- [Given information]

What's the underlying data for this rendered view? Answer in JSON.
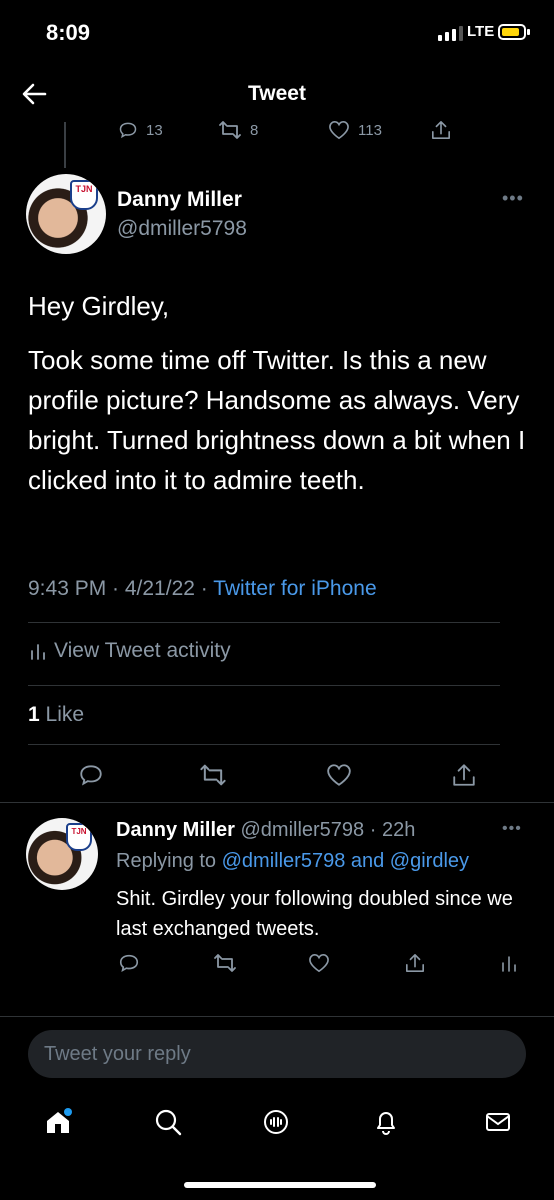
{
  "status_bar": {
    "time": "8:09",
    "network": "LTE",
    "battery_color": "#ffd60a"
  },
  "header": {
    "title": "Tweet"
  },
  "previous_tweet": {
    "replies": "13",
    "retweets": "8",
    "likes": "113"
  },
  "main_tweet": {
    "author": {
      "name": "Danny Miller",
      "handle": "@dmiller5798",
      "badge_text": "TJN"
    },
    "paragraphs": [
      "Hey Girdley,",
      "Took some time off Twitter. Is this a new profile picture? Handsome as always. Very bright. Turned brightness down a bit when I clicked into it to admire teeth."
    ],
    "timestamp": "9:43 PM · 4/21/22 · ",
    "source": "Twitter for iPhone",
    "activity_label": "View Tweet activity",
    "likes_count": "1",
    "likes_label": " Like"
  },
  "reply_tweet": {
    "author": {
      "name": "Danny Miller",
      "meta": "@dmiller5798 · 22h",
      "badge_text": "TJN"
    },
    "replying_prefix": "Replying to ",
    "replying_to": "@dmiller5798 and @girdley",
    "text": "Shit. Girdley your following doubled since we last exchanged tweets."
  },
  "reply_input": {
    "placeholder": "Tweet your reply"
  },
  "colors": {
    "accent": "#4a99e9",
    "background": "#000000",
    "muted": "#8b98a5",
    "divider": "#2f3336"
  }
}
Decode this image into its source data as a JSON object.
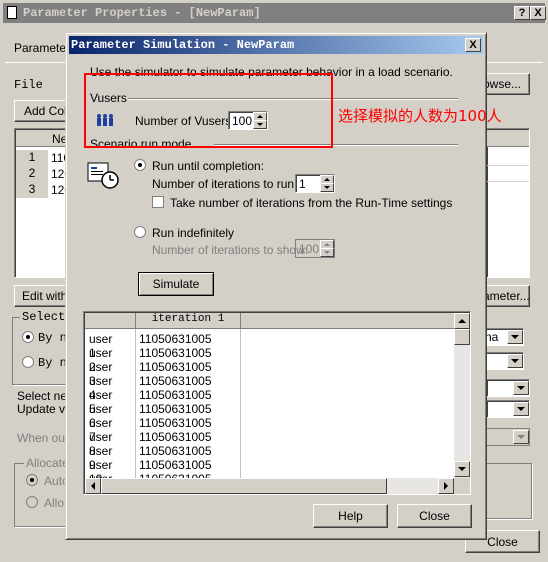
{
  "back_window": {
    "title": "Parameter Properties - [NewParam]",
    "tab_parameter": "Parameter",
    "file_label": "File",
    "browse_button": "owse...",
    "add_column_button": "Add Colu",
    "table_header": "Ne",
    "rows": [
      {
        "num": "1",
        "val": "110"
      },
      {
        "num": "2",
        "val": "120"
      },
      {
        "num": "3",
        "val": "120"
      }
    ],
    "edit_with_button": "Edit with",
    "parameter_button": "ameter...",
    "select_group": "Select",
    "radio_by_1": "By n",
    "radio_by_2": "By n",
    "select_next": "Select ne",
    "update_value": "Update va",
    "when_out": "When out",
    "allocate": "Allocate",
    "auto_label": "Auto",
    "alloc_label": "Allo",
    "combo_text": "na",
    "close_button": "Close",
    "help_symbol": "?",
    "close_symbol": "X"
  },
  "dialog": {
    "title": "Parameter Simulation - NewParam",
    "description": "Use the simulator to simulate parameter behavior in a load scenario.",
    "vusers_group": "Vusers",
    "num_vusers_label": "Number of Vusers:",
    "num_vusers_value": "100",
    "scenario_group": "Scenario run mode",
    "run_until_label": "Run until completion:",
    "iterations_label": "Number of iterations to run:",
    "iterations_value": "1",
    "take_number_label": "Take number of iterations from the Run-Time settings",
    "run_indef_label": "Run indefinitely",
    "iter_show_label": "Number of iterations to show:",
    "iter_show_value": "100",
    "simulate_button": "Simulate",
    "help_button": "Help",
    "close_button": "Close",
    "grid": {
      "column": "iteration 1",
      "rows": [
        {
          "user": "user 1",
          "value": "11050631005"
        },
        {
          "user": "user 2",
          "value": "11050631005"
        },
        {
          "user": "user 3",
          "value": "11050631005"
        },
        {
          "user": "user 4",
          "value": "11050631005"
        },
        {
          "user": "user 5",
          "value": "11050631005"
        },
        {
          "user": "user 6",
          "value": "11050631005"
        },
        {
          "user": "user 7",
          "value": "11050631005"
        },
        {
          "user": "user 8",
          "value": "11050631005"
        },
        {
          "user": "user 9",
          "value": "11050631005"
        },
        {
          "user": "user 10",
          "value": "11050631005"
        },
        {
          "user": "user 11",
          "value": "11050631005"
        }
      ]
    }
  },
  "annotation": {
    "text": "选择模拟的人数为100人",
    "color": "#ff0000"
  }
}
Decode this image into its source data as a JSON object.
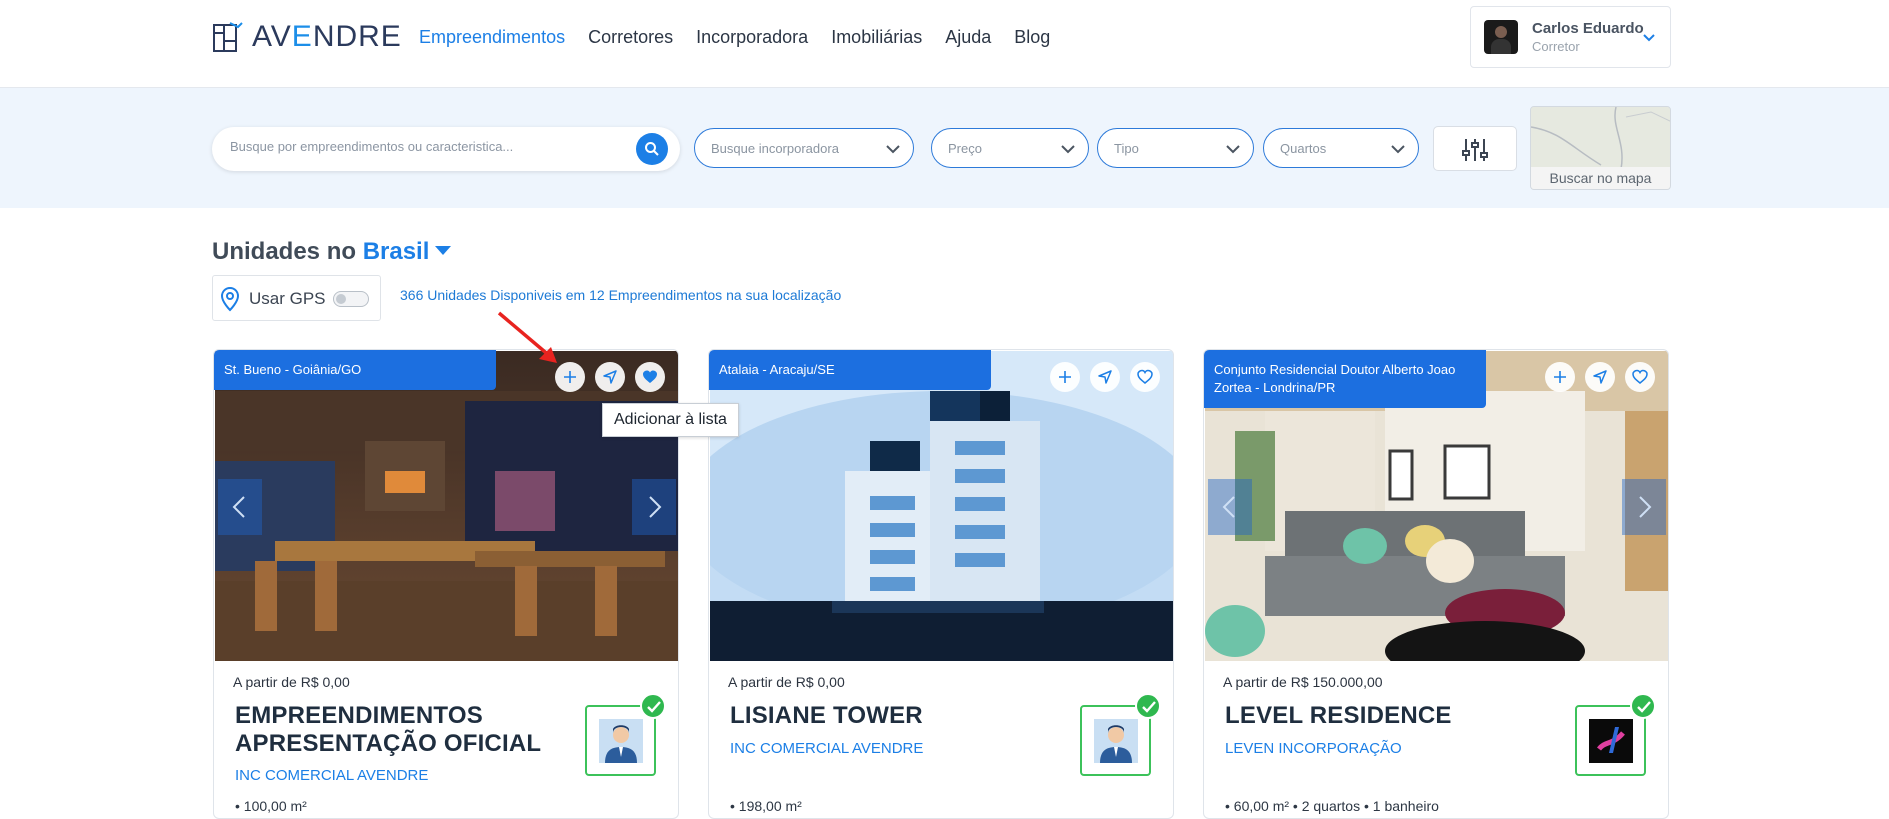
{
  "brand": {
    "name_pre": "AV",
    "name_e": "E",
    "name_post": "NDRE"
  },
  "nav": [
    {
      "label": "Empreendimentos",
      "active": true
    },
    {
      "label": "Corretores"
    },
    {
      "label": "Incorporadora"
    },
    {
      "label": "Imobiliárias"
    },
    {
      "label": "Ajuda"
    },
    {
      "label": "Blog"
    }
  ],
  "user": {
    "name": "Carlos Eduardo",
    "role": "Corretor"
  },
  "search": {
    "placeholder": "Busque por empreendimentos ou caracteristica..."
  },
  "filters": {
    "incorporadora": "Busque incorporadora",
    "preco": "Preço",
    "tipo": "Tipo",
    "quartos": "Quartos"
  },
  "map_button": "Buscar no mapa",
  "section": {
    "title_prefix": "Unidades no",
    "location": "Brasil"
  },
  "gps": {
    "label": "Usar GPS"
  },
  "count_text": "366 Unidades Disponiveis em 12 Empreendimentos na sua localização",
  "tooltip": "Adicionar à lista",
  "cards": [
    {
      "location": "St. Bueno - Goiânia/GO",
      "price": "A partir de R$ 0,00",
      "title": "EMPREENDIMENTOS APRESENTAÇÃO OFICIAL",
      "company": "INC COMERCIAL AVENDRE",
      "features": "• 100,00 m²"
    },
    {
      "location": "Atalaia - Aracaju/SE",
      "price": "A partir de R$ 0,00",
      "title": "LISIANE TOWER",
      "company": "INC COMERCIAL AVENDRE",
      "features": "• 198,00 m²"
    },
    {
      "location": "Conjunto Residencial Doutor Alberto Joao Zortea - Londrina/PR",
      "price": "A partir de R$ 150.000,00",
      "title": "LEVEL RESIDENCE",
      "company": "LEVEN INCORPORAÇÃO",
      "features": "• 60,00 m²   • 2 quartos   • 1 banheiro"
    }
  ],
  "colors": {
    "accent": "#1c7fe6",
    "verified": "#2fb84f",
    "band": "#eef5fd"
  }
}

- [Short exercise] Keep the pictures out of your copy, and repeat every entry above exactly.

- [Output below]
What's the underlying data for this rendered view? Answer in JSON.
{
  "status_bar": {
    "time": "8:09",
    "network": "LTE",
    "battery_color": "#ffd60a"
  },
  "header": {
    "title": "Tweet"
  },
  "previous_tweet": {
    "replies": "13",
    "retweets": "8",
    "likes": "113"
  },
  "main_tweet": {
    "author": {
      "name": "Danny Miller",
      "handle": "@dmiller5798",
      "badge_text": "TJN"
    },
    "paragraphs": [
      "Hey Girdley,",
      "Took some time off Twitter. Is this a new profile picture? Handsome as always. Very bright. Turned brightness down a bit when I clicked into it to admire teeth."
    ],
    "timestamp": "9:43 PM · 4/21/22 · ",
    "source": "Twitter for iPhone",
    "activity_label": "View Tweet activity",
    "likes_count": "1",
    "likes_label": " Like"
  },
  "reply_tweet": {
    "author": {
      "name": "Danny Miller",
      "meta": "@dmiller5798 · 22h",
      "badge_text": "TJN"
    },
    "replying_prefix": "Replying to ",
    "replying_to": "@dmiller5798 and @girdley",
    "text": "Shit. Girdley your following doubled since we last exchanged tweets."
  },
  "reply_input": {
    "placeholder": "Tweet your reply"
  },
  "colors": {
    "accent": "#4a99e9",
    "background": "#000000",
    "muted": "#8b98a5",
    "divider": "#2f3336"
  }
}
Decode this image into its source data as a JSON object.
{
  "back_window": {
    "title": "Parameter Properties - [NewParam]",
    "tab_parameter": "Parameter",
    "file_label": "File",
    "browse_button": "owse...",
    "add_column_button": "Add Colu",
    "table_header": "Ne",
    "rows": [
      {
        "num": "1",
        "val": "110"
      },
      {
        "num": "2",
        "val": "120"
      },
      {
        "num": "3",
        "val": "120"
      }
    ],
    "edit_with_button": "Edit with",
    "parameter_button": "ameter...",
    "select_group": "Select",
    "radio_by_1": "By n",
    "radio_by_2": "By n",
    "select_next": "Select ne",
    "update_value": "Update va",
    "when_out": "When out",
    "allocate": "Allocate",
    "auto_label": "Auto",
    "alloc_label": "Allo",
    "combo_text": "na",
    "close_button": "Close",
    "help_symbol": "?",
    "close_symbol": "X"
  },
  "dialog": {
    "title": "Parameter Simulation - NewParam",
    "description": "Use the simulator to simulate parameter behavior in a load scenario.",
    "vusers_group": "Vusers",
    "num_vusers_label": "Number of Vusers:",
    "num_vusers_value": "100",
    "scenario_group": "Scenario run mode",
    "run_until_label": "Run until completion:",
    "iterations_label": "Number of iterations to run:",
    "iterations_value": "1",
    "take_number_label": "Take number of iterations from the Run-Time settings",
    "run_indef_label": "Run indefinitely",
    "iter_show_label": "Number of iterations to show:",
    "iter_show_value": "100",
    "simulate_button": "Simulate",
    "help_button": "Help",
    "close_button": "Close",
    "grid": {
      "column": "iteration 1",
      "rows": [
        {
          "user": "user 1",
          "value": "11050631005"
        },
        {
          "user": "user 2",
          "value": "11050631005"
        },
        {
          "user": "user 3",
          "value": "11050631005"
        },
        {
          "user": "user 4",
          "value": "11050631005"
        },
        {
          "user": "user 5",
          "value": "11050631005"
        },
        {
          "user": "user 6",
          "value": "11050631005"
        },
        {
          "user": "user 7",
          "value": "11050631005"
        },
        {
          "user": "user 8",
          "value": "11050631005"
        },
        {
          "user": "user 9",
          "value": "11050631005"
        },
        {
          "user": "user 10",
          "value": "11050631005"
        },
        {
          "user": "user 11",
          "value": "11050631005"
        }
      ]
    }
  },
  "annotation": {
    "text": "选择模拟的人数为100人",
    "color": "#ff0000"
  }
}
Decode this image into its source data as a JSON object.
{
  "brand": {
    "name_pre": "AV",
    "name_e": "E",
    "name_post": "NDRE"
  },
  "nav": [
    {
      "label": "Empreendimentos",
      "active": true
    },
    {
      "label": "Corretores"
    },
    {
      "label": "Incorporadora"
    },
    {
      "label": "Imobiliárias"
    },
    {
      "label": "Ajuda"
    },
    {
      "label": "Blog"
    }
  ],
  "user": {
    "name": "Carlos Eduardo",
    "role": "Corretor"
  },
  "search": {
    "placeholder": "Busque por empreendimentos ou caracteristica..."
  },
  "filters": {
    "incorporadora": "Busque incorporadora",
    "preco": "Preço",
    "tipo": "Tipo",
    "quartos": "Quartos"
  },
  "map_button": "Buscar no mapa",
  "section": {
    "title_prefix": "Unidades no",
    "location": "Brasil"
  },
  "gps": {
    "label": "Usar GPS"
  },
  "count_text": "366 Unidades Disponiveis em 12 Empreendimentos na sua localização",
  "tooltip": "Adicionar à lista",
  "cards": [
    {
      "location": "St. Bueno - Goiânia/GO",
      "price": "A partir de R$ 0,00",
      "title": "EMPREENDIMENTOS APRESENTAÇÃO OFICIAL",
      "company": "INC COMERCIAL AVENDRE",
      "features": "• 100,00 m²"
    },
    {
      "location": "Atalaia - Aracaju/SE",
      "price": "A partir de R$ 0,00",
      "title": "LISIANE TOWER",
      "company": "INC COMERCIAL AVENDRE",
      "features": "• 198,00 m²"
    },
    {
      "location": "Conjunto Residencial Doutor Alberto Joao Zortea - Londrina/PR",
      "price": "A partir de R$ 150.000,00",
      "title": "LEVEL RESIDENCE",
      "company": "LEVEN INCORPORAÇÃO",
      "features": "• 60,00 m²   • 2 quartos   • 1 banheiro"
    }
  ],
  "colors": {
    "accent": "#1c7fe6",
    "verified": "#2fb84f",
    "band": "#eef5fd"
  }
}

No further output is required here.